(Stored dataset items)
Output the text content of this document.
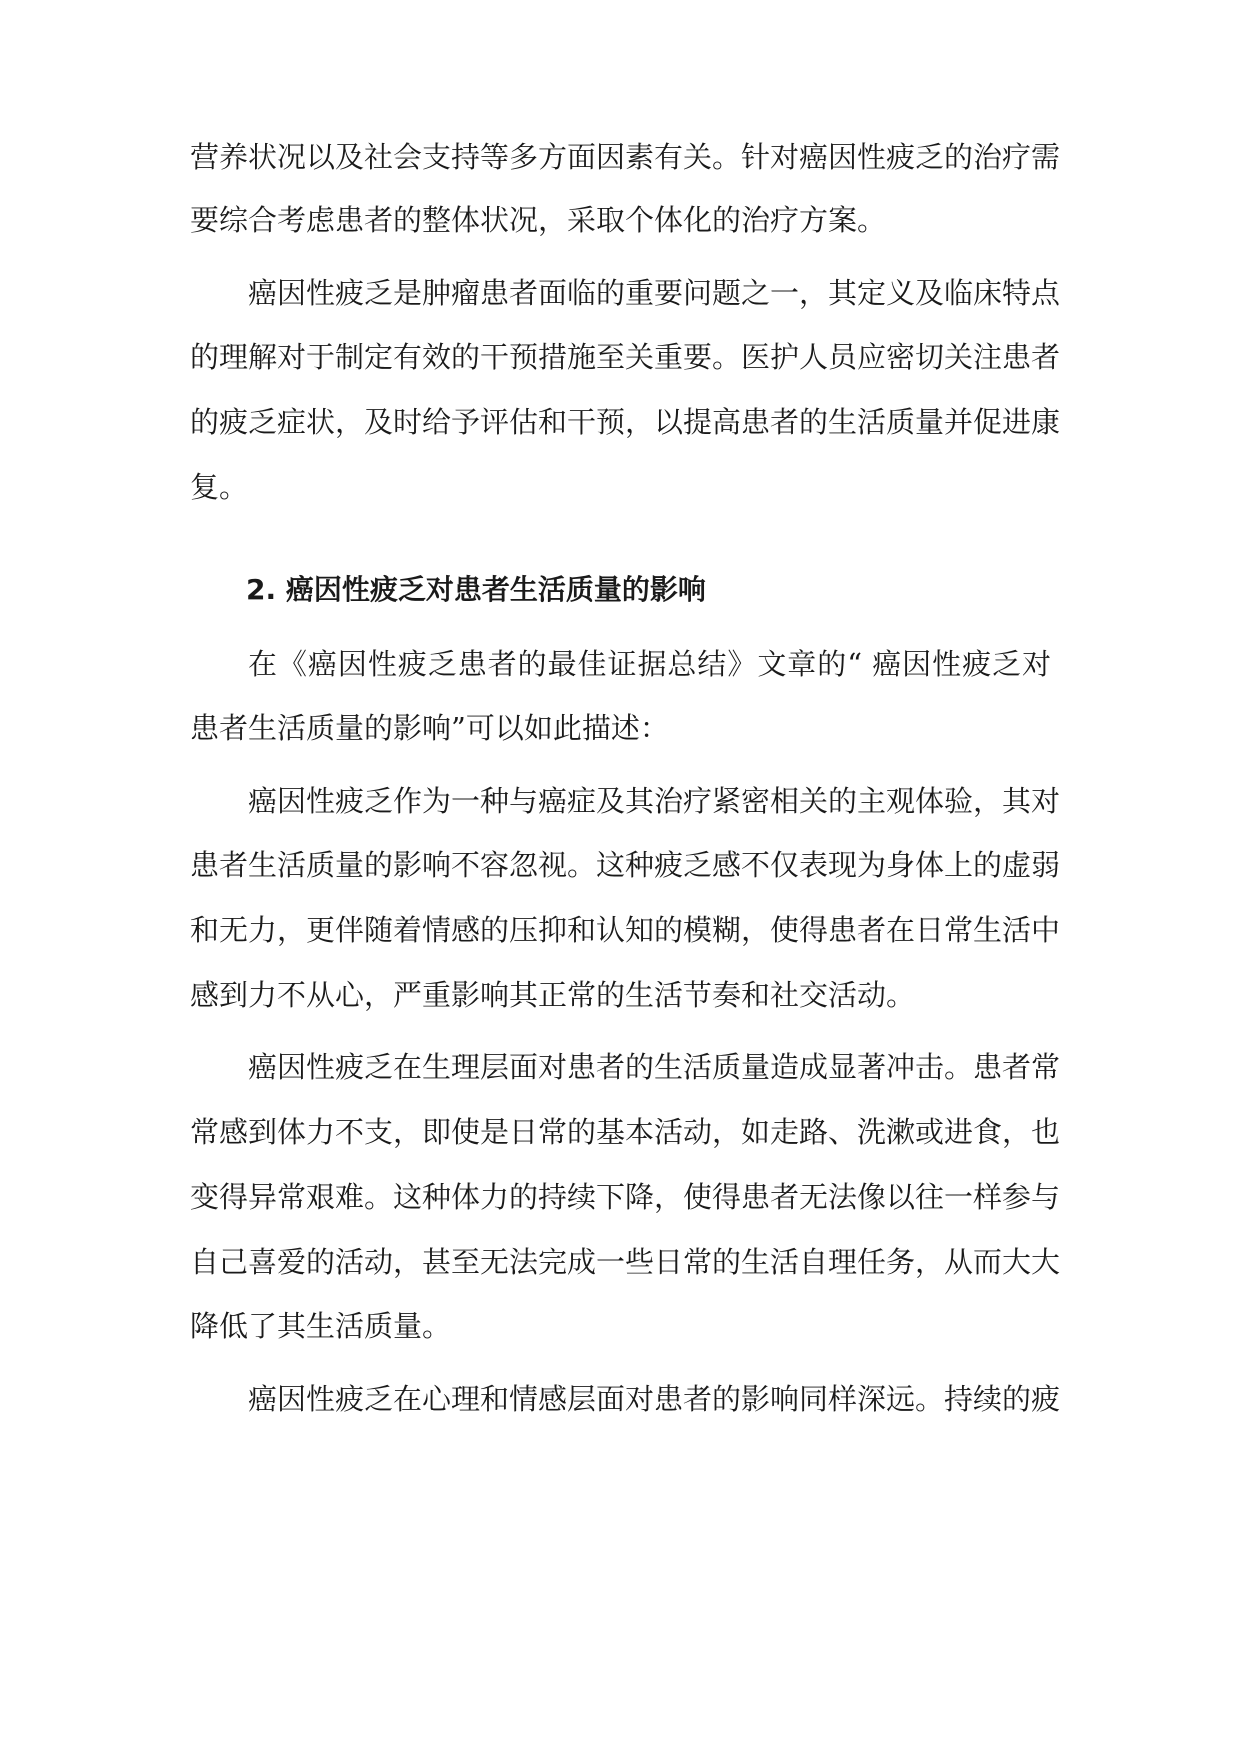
营养状况以及社会支持等多方面因素有关。针对癌因性疲乏的治疗需
要综合考虑患者的整体状况，采取个体化的治疗方案。
癌因性疲乏是肿瘤患者面临的重要问题之一，其定义及临床特点
的理解对于制定有效的干预措施至关重要。医护人员应密切关注患者
的疲乏症状，及时给予评估和干预，以提高患者的生活质量并促进康
复。
2. 癌因性疲乏对患者生活质量的影响
在《癌因性疲乏患者的最佳证据总结》文章的“ 癌因性疲乏对
患者生活质量的影响”可以如此描述：
癌因性疲乏作为一种与癌症及其治疗紧密相关的主观体验，其对
患者生活质量的影响不容忽视。这种疲乏感不仅表现为身体上的虚弱
和无力，更伴随着情感的压抑和认知的模糊，使得患者在日常生活中
感到力不从心，严重影响其正常的生活节奏和社交活动。
癌因性疲乏在生理层面对患者的生活质量造成显著冲击。患者常
常感到体力不支，即使是日常的基本活动，如走路、洗漱或进食，也
变得异常艰难。这种体力的持续下降，使得患者无法像以往一样参与
自己喜爱的活动，甚至无法完成一些日常的生活自理任务，从而大大
降低了其生活质量。
癌因性疲乏在心理和情感层面对患者的影响同样深远。持续的疲
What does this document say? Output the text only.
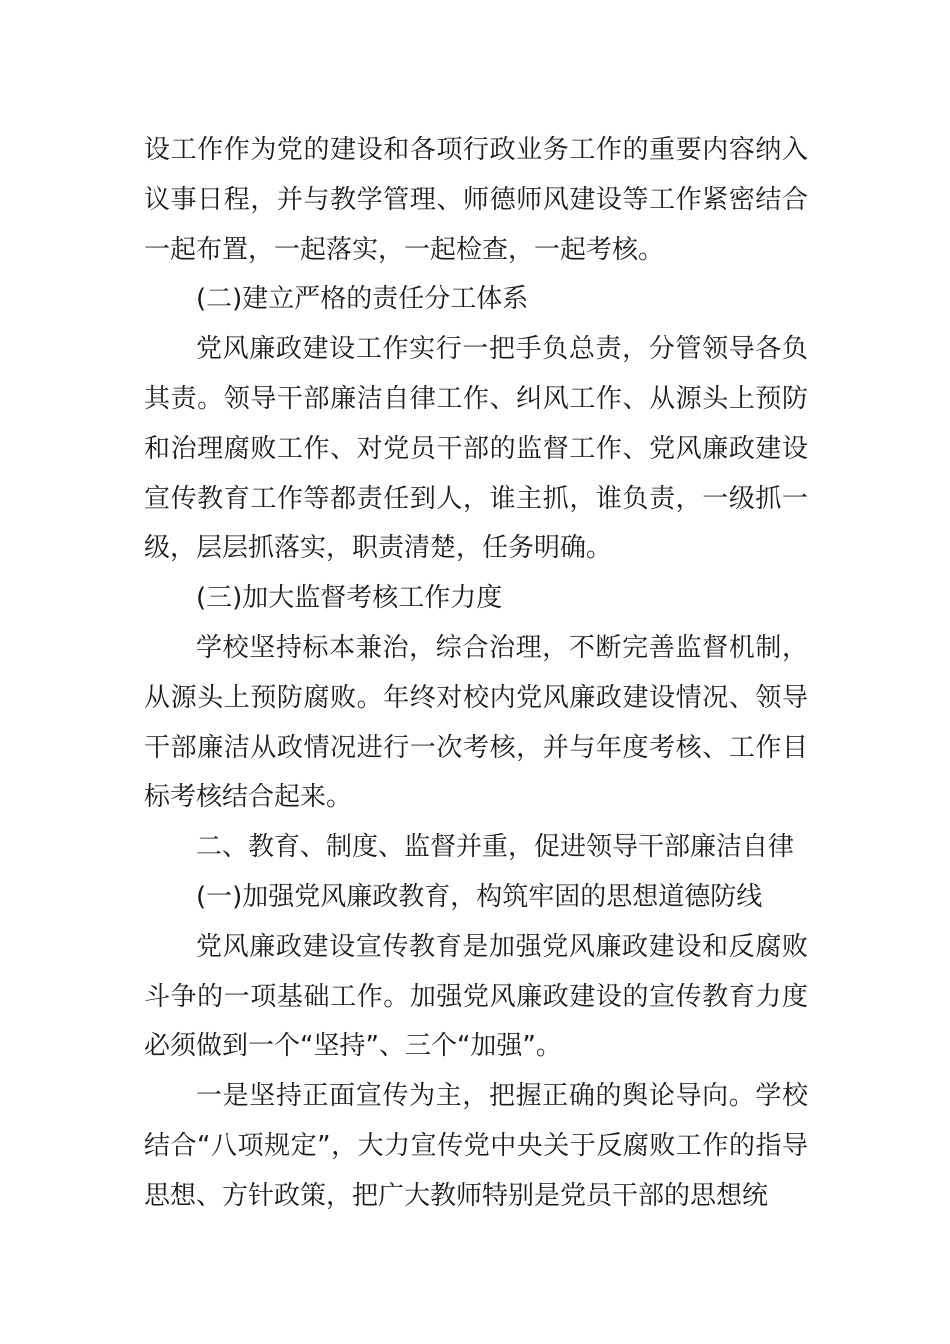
设工作作为党的建设和各项行政业务工作的重要内容纳入议事日程，并与教学管理、师德师风建设等工作紧密结合一起布置，一起落实，一起检查，一起考核。

(二)建立严格的责任分工体系

党风廉政建设工作实行一把手负总责，分管领导各负其责。领导干部廉洁自律工作、纠风工作、从源头上预防和治理腐败工作、对党员干部的监督工作、党风廉政建设宣传教育工作等都责任到人，谁主抓，谁负责，一级抓一级，层层抓落实，职责清楚，任务明确。

(三)加大监督考核工作力度

学校坚持标本兼治，综合治理，不断完善监督机制，从源头上预防腐败。年终对校内党风廉政建设情况、领导干部廉洁从政情况进行一次考核，并与年度考核、工作目标考核结合起来。

二、教育、制度、监督并重，促进领导干部廉洁自律

(一)加强党风廉政教育，构筑牢固的思想道德防线

党风廉政建设宣传教育是加强党风廉政建设和反腐败斗争的一项基础工作。加强党风廉政建设的宣传教育力度必须做到一个“坚持”、三个“加强”。

一是坚持正面宣传为主，把握正确的舆论导向。学校结合“八项规定”，大力宣传党中央关于反腐败工作的指导思想、方针政策，把广大教师特别是党员干部的思想统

- _Work instructions_:
Each line of the material must be retyped exactly, except that images are omitted.

- _Exercise result_:
Output the text content of this document.
营养状况以及社会支持等多方面因素有关。针对癌因性疲乏的治疗需
要综合考虑患者的整体状况，采取个体化的治疗方案。
癌因性疲乏是肿瘤患者面临的重要问题之一，其定义及临床特点
的理解对于制定有效的干预措施至关重要。医护人员应密切关注患者
的疲乏症状，及时给予评估和干预，以提高患者的生活质量并促进康
复。
2. 癌因性疲乏对患者生活质量的影响
在《癌因性疲乏患者的最佳证据总结》文章的“ 癌因性疲乏对
患者生活质量的影响”可以如此描述：
癌因性疲乏作为一种与癌症及其治疗紧密相关的主观体验，其对
患者生活质量的影响不容忽视。这种疲乏感不仅表现为身体上的虚弱
和无力，更伴随着情感的压抑和认知的模糊，使得患者在日常生活中
感到力不从心，严重影响其正常的生活节奏和社交活动。
癌因性疲乏在生理层面对患者的生活质量造成显著冲击。患者常
常感到体力不支，即使是日常的基本活动，如走路、洗漱或进食，也
变得异常艰难。这种体力的持续下降，使得患者无法像以往一样参与
自己喜爱的活动，甚至无法完成一些日常的生活自理任务，从而大大
降低了其生活质量。
癌因性疲乏在心理和情感层面对患者的影响同样深远。持续的疲
What does this document say? Output the text only.
设工作作为党的建设和各项行政业务工作的重要内容纳入议事日程，并与教学管理、师德师风建设等工作紧密结合一起布置，一起落实，一起检查，一起考核。

(二)建立严格的责任分工体系

党风廉政建设工作实行一把手负总责，分管领导各负其责。领导干部廉洁自律工作、纠风工作、从源头上预防和治理腐败工作、对党员干部的监督工作、党风廉政建设宣传教育工作等都责任到人，谁主抓，谁负责，一级抓一级，层层抓落实，职责清楚，任务明确。

(三)加大监督考核工作力度

学校坚持标本兼治，综合治理，不断完善监督机制，从源头上预防腐败。年终对校内党风廉政建设情况、领导干部廉洁从政情况进行一次考核，并与年度考核、工作目标考核结合起来。

二、教育、制度、监督并重，促进领导干部廉洁自律

(一)加强党风廉政教育，构筑牢固的思想道德防线

党风廉政建设宣传教育是加强党风廉政建设和反腐败斗争的一项基础工作。加强党风廉政建设的宣传教育力度必须做到一个“坚持”、三个“加强”。

一是坚持正面宣传为主，把握正确的舆论导向。学校结合“八项规定”，大力宣传党中央关于反腐败工作的指导思想、方针政策，把广大教师特别是党员干部的思想统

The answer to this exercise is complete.